→ **Given task**:
Your task is to repeat the entries exactly. Leave the pictures out.

-- Records for the exercise start --

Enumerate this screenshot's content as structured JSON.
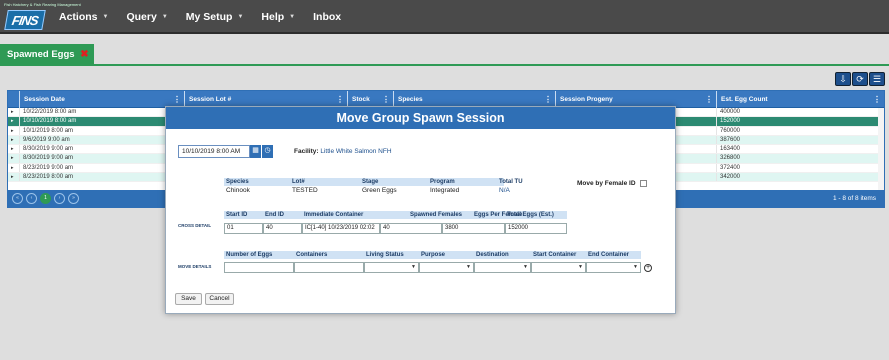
{
  "app": {
    "logo_caption": "Fish Hatchery & Fish Rearing Management",
    "logo_text": "FINS"
  },
  "menu": [
    {
      "label": "Actions"
    },
    {
      "label": "Query"
    },
    {
      "label": "My Setup"
    },
    {
      "label": "Help"
    },
    {
      "label": "Inbox"
    }
  ],
  "tab": {
    "label": "Spawned Eggs",
    "close": "✖"
  },
  "toolbar": {
    "export": "⇩",
    "refresh": "⟳",
    "columns": "☰"
  },
  "grid": {
    "columns": [
      "Session Date",
      "Session Lot #",
      "Stock",
      "Species",
      "Session Progeny",
      "Est. Egg Count"
    ],
    "rows": [
      {
        "date": "10/22/2019 8:00 am",
        "count": "400000"
      },
      {
        "date": "10/10/2019 8:00 am",
        "count": "152000"
      },
      {
        "date": "10/1/2019 8:00 am",
        "count": "760000"
      },
      {
        "date": "9/6/2019 9:00 am",
        "count": "387600"
      },
      {
        "date": "8/30/2019 9:00 am",
        "count": "163400"
      },
      {
        "date": "8/30/2019 9:00 am",
        "count": "326800"
      },
      {
        "date": "8/23/2019 9:00 am",
        "count": "372400"
      },
      {
        "date": "8/23/2019 8:00 am",
        "count": "342000"
      }
    ],
    "pager": {
      "first": "«",
      "prev": "‹",
      "current": "1",
      "next": "›",
      "last": "»",
      "info": "1 - 8 of 8 items"
    }
  },
  "modal": {
    "title": "Move Group Spawn Session",
    "date_value": "10/10/2019 8:00 AM",
    "facility_label": "Facility:",
    "facility_value": "Little White Salmon NFH",
    "species_table": {
      "headers": [
        "Species",
        "Lot#",
        "Stage",
        "Program",
        "Total TU"
      ],
      "values": [
        "Chinook",
        "TESTED",
        "Green Eggs",
        "Integrated",
        "N/A"
      ]
    },
    "move_by_female_label": "Move by Female ID",
    "cross_detail_label": "CROSS DETAIL",
    "cross_table": {
      "headers": [
        "Start ID",
        "End ID",
        "Immediate Container",
        "Spawned Females",
        "Eggs Per Female",
        "Total Eggs (Est.)"
      ],
      "values": [
        "01",
        "40",
        "IC[1-40] 10/23/2019 02:02",
        "40",
        "3800",
        "152000"
      ]
    },
    "move_details_label": "MOVE DETAILS",
    "move_table": {
      "headers": [
        "Number of Eggs",
        "Containers",
        "Living Status",
        "Purpose",
        "Destination",
        "Start Container",
        "End Container"
      ]
    },
    "add_icon": "+",
    "save_label": "Save",
    "cancel_label": "Cancel"
  },
  "colors": {
    "nav_bg": "#4a4a4a",
    "accent_blue": "#2f6fb5",
    "tab_green": "#2e9a55",
    "row_selected": "#2c8a72",
    "row_alt": "#dff6f2"
  }
}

-- Records for the exercise end --

→ **Finished exercise**:
Enumerate this screenshot's content as structured JSON.
{
  "app": {
    "logo_caption": "Fish Hatchery & Fish Rearing Management",
    "logo_text": "FINS"
  },
  "menu": [
    {
      "label": "Actions"
    },
    {
      "label": "Query"
    },
    {
      "label": "My Setup"
    },
    {
      "label": "Help"
    },
    {
      "label": "Inbox"
    }
  ],
  "tab": {
    "label": "Spawned Eggs",
    "close": "✖"
  },
  "toolbar": {
    "export": "⇩",
    "refresh": "⟳",
    "columns": "☰"
  },
  "grid": {
    "columns": [
      "Session Date",
      "Session Lot #",
      "Stock",
      "Species",
      "Session Progeny",
      "Est. Egg Count"
    ],
    "rows": [
      {
        "date": "10/22/2019 8:00 am",
        "count": "400000"
      },
      {
        "date": "10/10/2019 8:00 am",
        "count": "152000"
      },
      {
        "date": "10/1/2019 8:00 am",
        "count": "760000"
      },
      {
        "date": "9/6/2019 9:00 am",
        "count": "387600"
      },
      {
        "date": "8/30/2019 9:00 am",
        "count": "163400"
      },
      {
        "date": "8/30/2019 9:00 am",
        "count": "326800"
      },
      {
        "date": "8/23/2019 9:00 am",
        "count": "372400"
      },
      {
        "date": "8/23/2019 8:00 am",
        "count": "342000"
      }
    ],
    "pager": {
      "first": "«",
      "prev": "‹",
      "current": "1",
      "next": "›",
      "last": "»",
      "info": "1 - 8 of 8 items"
    }
  },
  "modal": {
    "title": "Move Group Spawn Session",
    "date_value": "10/10/2019 8:00 AM",
    "facility_label": "Facility:",
    "facility_value": "Little White Salmon NFH",
    "species_table": {
      "headers": [
        "Species",
        "Lot#",
        "Stage",
        "Program",
        "Total TU"
      ],
      "values": [
        "Chinook",
        "TESTED",
        "Green Eggs",
        "Integrated",
        "N/A"
      ]
    },
    "move_by_female_label": "Move by Female ID",
    "cross_detail_label": "CROSS DETAIL",
    "cross_table": {
      "headers": [
        "Start ID",
        "End ID",
        "Immediate Container",
        "Spawned Females",
        "Eggs Per Female",
        "Total Eggs (Est.)"
      ],
      "values": [
        "01",
        "40",
        "IC[1-40] 10/23/2019 02:02",
        "40",
        "3800",
        "152000"
      ]
    },
    "move_details_label": "MOVE DETAILS",
    "move_table": {
      "headers": [
        "Number of Eggs",
        "Containers",
        "Living Status",
        "Purpose",
        "Destination",
        "Start Container",
        "End Container"
      ]
    },
    "add_icon": "+",
    "save_label": "Save",
    "cancel_label": "Cancel"
  },
  "colors": {
    "nav_bg": "#4a4a4a",
    "accent_blue": "#2f6fb5",
    "tab_green": "#2e9a55",
    "row_selected": "#2c8a72",
    "row_alt": "#dff6f2"
  }
}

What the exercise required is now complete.